- [Selected excerpt]

First, Mr. McCain proposes making almost all of the Bush tax cuts, which are currently scheduled to expire at the end of 2010, permanent. (He proposes reinstating the inheritance tax, albeit at a very low rate.)

Second, he wants to eliminate the alternative minimum tax, which was originally created to prevent the wealthy from exploiting tax loopholes, but has begun to hit the upper middle class.

Third, he wants to sharply reduce tax rates on corporate profits.

According to the nonpartisan Tax Policy Center, the overall effect of the McCain tax plan would be to reduce federal revenue by more than $5 trillion over 10 years. That’s a lot of revenue loss — enough to pose big problems for the government’s solvency.

But before I get to that, let’s look at what I found truly revealing: the McCain campaign’s response to the Tax Policy Center’s assessment. The response, written by Douglas Holtz-Eakin, the former head of the Congressional Budget Office, criticizes the center for adopting “unrealistic Congressional budgeting conventions.” What’s that about?

Well, Congress “scores” tax legislation by comparing estimates of the revenue that would be collected if the legislation passed with estimates of the revenue that would be collected under current law. In this case that means comparing the McCain plan with what would happen if the Bush tax cuts expired on schedule.

- [Aim 1] Output everything in the tax plan excerpt from "Second, he wants" down to "on corporate profits.", word for word.
The records have no connection to the text.

[Element location records]
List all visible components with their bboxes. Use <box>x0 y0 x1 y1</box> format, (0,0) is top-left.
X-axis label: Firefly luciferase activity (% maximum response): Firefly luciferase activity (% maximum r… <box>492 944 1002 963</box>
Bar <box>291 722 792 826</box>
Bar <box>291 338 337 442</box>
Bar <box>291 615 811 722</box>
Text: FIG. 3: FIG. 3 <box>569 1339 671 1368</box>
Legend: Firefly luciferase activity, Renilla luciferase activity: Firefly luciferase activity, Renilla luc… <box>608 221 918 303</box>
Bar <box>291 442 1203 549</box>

==

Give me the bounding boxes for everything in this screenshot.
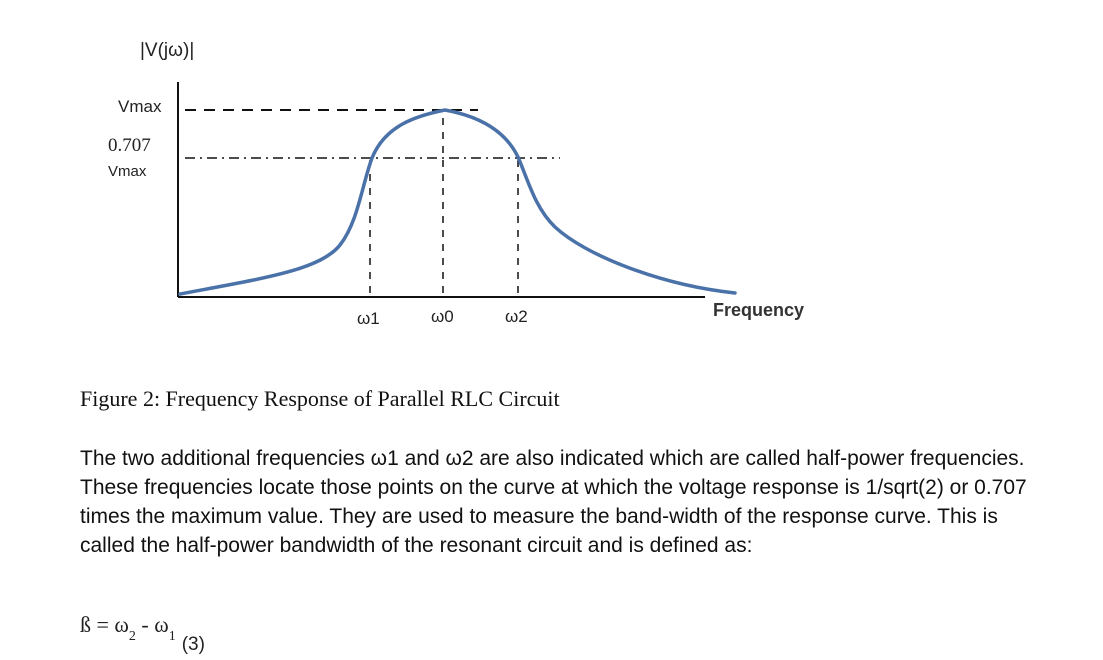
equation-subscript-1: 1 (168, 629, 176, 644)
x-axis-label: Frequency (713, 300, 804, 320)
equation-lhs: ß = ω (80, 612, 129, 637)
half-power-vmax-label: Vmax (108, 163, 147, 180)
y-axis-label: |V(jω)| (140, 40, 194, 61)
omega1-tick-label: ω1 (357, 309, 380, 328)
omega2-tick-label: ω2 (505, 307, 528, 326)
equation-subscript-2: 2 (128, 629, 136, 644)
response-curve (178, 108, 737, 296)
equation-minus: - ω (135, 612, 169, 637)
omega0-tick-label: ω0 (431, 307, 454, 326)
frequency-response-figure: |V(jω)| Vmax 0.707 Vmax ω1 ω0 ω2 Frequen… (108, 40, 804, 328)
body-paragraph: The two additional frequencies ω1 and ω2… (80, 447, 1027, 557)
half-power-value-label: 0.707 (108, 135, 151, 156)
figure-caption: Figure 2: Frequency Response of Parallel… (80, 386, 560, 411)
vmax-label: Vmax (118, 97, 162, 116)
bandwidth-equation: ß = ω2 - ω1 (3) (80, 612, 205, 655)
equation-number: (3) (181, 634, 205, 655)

- [Aim 2] In the records, update everything from the line containing "List all visible" down to the line containing "Text: FIG. 3: FIG." by changing "components" to "elements" and keeping all else the same. Return only those lines.

- [Task result 1]
Second, he wants to eliminate the alternative minimum tax, which was originally created to prevent the wealthy from exploiting tax loopholes, but has begun to hit the upper middle class.

Third, he wants to sharply reduce tax rates on corporate profits.

- [Task result 2]
List all visible elements with their bboxes. Use <box>x0 y0 x1 y1</box> format, (0,0) is top-left.
X-axis label: Firefly luciferase activity (% maximum response): Firefly luciferase activity (% maximum r… <box>492 944 1002 963</box>
Bar <box>291 722 792 826</box>
Bar <box>291 338 337 442</box>
Bar <box>291 615 811 722</box>
Text: FIG. 3: FIG. 3 <box>569 1339 671 1368</box>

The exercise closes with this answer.